WRITTEN INSTRUCTION: Copy each line of the material below that includes the string "this".

INFORMATION SHOWN:
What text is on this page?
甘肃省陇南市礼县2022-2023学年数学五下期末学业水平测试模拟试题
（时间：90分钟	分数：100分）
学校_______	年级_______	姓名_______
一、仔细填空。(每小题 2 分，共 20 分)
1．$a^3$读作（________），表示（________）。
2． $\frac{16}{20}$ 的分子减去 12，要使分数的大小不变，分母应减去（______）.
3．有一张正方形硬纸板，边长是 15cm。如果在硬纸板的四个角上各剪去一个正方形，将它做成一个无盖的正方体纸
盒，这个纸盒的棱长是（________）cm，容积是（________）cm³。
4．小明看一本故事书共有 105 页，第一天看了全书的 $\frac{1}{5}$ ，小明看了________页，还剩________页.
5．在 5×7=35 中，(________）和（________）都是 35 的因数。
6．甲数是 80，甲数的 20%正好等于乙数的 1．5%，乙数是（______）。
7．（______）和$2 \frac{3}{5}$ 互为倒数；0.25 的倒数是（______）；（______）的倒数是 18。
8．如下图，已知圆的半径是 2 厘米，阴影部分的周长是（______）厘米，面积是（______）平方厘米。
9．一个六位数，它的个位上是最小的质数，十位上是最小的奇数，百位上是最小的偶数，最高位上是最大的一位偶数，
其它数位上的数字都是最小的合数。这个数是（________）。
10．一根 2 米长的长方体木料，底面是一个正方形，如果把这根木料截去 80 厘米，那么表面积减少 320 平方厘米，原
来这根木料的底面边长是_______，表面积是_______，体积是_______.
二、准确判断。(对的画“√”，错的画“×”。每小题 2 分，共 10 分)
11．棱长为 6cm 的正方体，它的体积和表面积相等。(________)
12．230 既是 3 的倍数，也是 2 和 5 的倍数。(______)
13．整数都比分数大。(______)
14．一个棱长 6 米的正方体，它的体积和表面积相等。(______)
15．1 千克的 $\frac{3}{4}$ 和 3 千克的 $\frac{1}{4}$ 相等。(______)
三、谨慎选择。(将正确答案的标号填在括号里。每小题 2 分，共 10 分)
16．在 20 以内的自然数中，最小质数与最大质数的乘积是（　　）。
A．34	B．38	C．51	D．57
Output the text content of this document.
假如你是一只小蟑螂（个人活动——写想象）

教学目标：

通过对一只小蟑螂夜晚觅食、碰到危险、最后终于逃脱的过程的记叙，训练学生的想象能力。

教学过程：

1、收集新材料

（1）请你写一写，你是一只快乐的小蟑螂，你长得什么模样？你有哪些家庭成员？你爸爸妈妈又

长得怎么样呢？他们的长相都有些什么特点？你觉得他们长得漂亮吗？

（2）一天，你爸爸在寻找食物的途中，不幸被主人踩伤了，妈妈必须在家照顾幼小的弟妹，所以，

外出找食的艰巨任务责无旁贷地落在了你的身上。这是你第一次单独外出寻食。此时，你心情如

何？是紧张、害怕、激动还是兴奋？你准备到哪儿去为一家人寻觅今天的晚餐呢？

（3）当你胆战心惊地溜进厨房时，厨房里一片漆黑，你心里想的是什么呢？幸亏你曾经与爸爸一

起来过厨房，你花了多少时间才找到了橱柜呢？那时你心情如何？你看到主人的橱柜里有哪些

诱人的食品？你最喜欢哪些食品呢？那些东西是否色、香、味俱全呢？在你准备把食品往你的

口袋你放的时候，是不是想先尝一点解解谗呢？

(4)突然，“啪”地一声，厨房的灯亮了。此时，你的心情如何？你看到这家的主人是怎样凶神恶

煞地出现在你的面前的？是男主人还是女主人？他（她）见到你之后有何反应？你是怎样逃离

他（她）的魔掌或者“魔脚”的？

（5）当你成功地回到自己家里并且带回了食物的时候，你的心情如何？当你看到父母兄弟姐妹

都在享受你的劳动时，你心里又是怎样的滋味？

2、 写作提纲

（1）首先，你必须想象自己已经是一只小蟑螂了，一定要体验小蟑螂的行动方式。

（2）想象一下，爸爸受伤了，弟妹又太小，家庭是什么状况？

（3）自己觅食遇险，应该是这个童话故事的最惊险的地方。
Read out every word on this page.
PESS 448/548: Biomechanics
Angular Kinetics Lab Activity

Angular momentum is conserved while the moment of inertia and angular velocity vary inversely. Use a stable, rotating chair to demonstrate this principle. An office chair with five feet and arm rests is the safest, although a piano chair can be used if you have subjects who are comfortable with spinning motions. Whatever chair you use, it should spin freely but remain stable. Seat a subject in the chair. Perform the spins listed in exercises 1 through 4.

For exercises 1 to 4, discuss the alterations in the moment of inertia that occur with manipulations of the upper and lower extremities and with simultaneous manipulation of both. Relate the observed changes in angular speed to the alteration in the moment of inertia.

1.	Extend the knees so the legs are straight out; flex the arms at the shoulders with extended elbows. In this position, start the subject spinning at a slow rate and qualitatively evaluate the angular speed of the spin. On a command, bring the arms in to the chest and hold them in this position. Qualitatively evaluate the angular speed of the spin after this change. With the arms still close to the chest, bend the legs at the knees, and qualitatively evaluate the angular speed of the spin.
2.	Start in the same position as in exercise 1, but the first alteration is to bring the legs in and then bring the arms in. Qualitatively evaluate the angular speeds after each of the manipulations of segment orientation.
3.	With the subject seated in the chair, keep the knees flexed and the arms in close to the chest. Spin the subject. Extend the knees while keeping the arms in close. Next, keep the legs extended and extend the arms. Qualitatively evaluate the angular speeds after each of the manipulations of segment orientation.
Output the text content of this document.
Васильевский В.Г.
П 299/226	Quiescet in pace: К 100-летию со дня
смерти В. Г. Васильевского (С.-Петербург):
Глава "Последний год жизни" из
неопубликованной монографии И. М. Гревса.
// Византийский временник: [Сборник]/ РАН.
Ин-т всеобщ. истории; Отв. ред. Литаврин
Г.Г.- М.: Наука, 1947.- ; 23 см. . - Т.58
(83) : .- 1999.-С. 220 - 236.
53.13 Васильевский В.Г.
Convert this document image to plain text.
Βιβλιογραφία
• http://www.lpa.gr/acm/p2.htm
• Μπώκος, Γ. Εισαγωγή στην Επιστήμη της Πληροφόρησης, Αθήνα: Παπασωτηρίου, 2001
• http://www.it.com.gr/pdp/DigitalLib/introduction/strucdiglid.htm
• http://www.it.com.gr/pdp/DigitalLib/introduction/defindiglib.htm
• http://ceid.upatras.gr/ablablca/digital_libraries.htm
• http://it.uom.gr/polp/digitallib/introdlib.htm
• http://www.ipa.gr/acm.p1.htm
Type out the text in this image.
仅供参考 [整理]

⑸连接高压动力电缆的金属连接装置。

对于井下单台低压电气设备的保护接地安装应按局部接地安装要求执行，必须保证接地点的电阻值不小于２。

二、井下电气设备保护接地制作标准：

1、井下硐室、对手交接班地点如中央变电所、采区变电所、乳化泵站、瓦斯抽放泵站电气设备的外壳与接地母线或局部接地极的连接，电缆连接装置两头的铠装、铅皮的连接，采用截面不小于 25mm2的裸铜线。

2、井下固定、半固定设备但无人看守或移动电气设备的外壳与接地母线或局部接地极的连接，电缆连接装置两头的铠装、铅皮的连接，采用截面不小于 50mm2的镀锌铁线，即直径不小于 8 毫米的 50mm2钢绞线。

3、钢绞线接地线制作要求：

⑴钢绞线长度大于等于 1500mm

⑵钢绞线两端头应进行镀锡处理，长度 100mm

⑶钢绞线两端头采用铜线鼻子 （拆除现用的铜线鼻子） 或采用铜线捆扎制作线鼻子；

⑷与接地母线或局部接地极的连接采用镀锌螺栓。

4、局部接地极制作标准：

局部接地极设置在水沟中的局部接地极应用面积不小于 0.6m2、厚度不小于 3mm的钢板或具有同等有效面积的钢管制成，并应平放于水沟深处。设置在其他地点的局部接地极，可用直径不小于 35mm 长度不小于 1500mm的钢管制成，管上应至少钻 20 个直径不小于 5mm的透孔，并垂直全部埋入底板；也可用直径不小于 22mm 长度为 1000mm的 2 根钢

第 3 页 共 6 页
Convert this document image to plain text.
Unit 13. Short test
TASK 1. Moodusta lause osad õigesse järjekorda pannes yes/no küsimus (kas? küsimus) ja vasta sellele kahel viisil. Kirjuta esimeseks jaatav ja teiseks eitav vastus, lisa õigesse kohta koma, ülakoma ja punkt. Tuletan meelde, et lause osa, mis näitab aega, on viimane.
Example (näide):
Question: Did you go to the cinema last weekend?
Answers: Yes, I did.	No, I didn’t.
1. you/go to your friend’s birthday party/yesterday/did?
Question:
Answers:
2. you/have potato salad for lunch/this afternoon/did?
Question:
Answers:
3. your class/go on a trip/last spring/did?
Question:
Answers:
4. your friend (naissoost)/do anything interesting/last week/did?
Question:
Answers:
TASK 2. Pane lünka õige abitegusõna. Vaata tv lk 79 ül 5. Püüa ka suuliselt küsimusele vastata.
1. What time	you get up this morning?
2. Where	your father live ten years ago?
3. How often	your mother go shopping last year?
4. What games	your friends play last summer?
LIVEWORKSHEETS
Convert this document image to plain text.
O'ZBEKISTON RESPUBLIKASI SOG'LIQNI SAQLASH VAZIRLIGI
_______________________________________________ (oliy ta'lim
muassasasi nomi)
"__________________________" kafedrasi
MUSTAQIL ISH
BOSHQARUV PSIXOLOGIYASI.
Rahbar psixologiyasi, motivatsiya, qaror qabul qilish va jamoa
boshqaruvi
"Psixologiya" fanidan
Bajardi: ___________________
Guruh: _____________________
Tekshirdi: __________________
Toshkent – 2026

IN RESPONSE:
What text is on this page?
Output the text content of this document.
Read out every word on this page.
Angular momentum is conserved while the moment of inertia and angular velocity vary inversely. Use a stable, rotating chair to demonstrate this principle. An office chair with five feet and arm rests is the safest, although a piano chair can be used if you have subjects who are comfortable with spinning motions. Whatever chair you use, it should spin freely but remain stable. Seat a subject in the chair. Perform the spins listed in exercises 1 through 4.
1.	Extend the knees so the legs are straight out; flex the arms at the shoulders with extended elbows. In this position, start the subject spinning at a slow rate and qualitatively evaluate the angular speed of the spin. On a command, bring the arms in to the chest and hold them in this position. Qualitatively evaluate the angular speed of the spin after this change. With the arms still close to the chest, bend the legs at the knees, and qualitatively evaluate the angular speed of the spin.
Output the text content of this document.
Convert this document image to plain text.
Type out the text in this image.
Convert this document image to plain text.
2. you/have potato salad for lunch/this afternoon/did?
1. What time	you get up this morning?
Convert this document image to plain text.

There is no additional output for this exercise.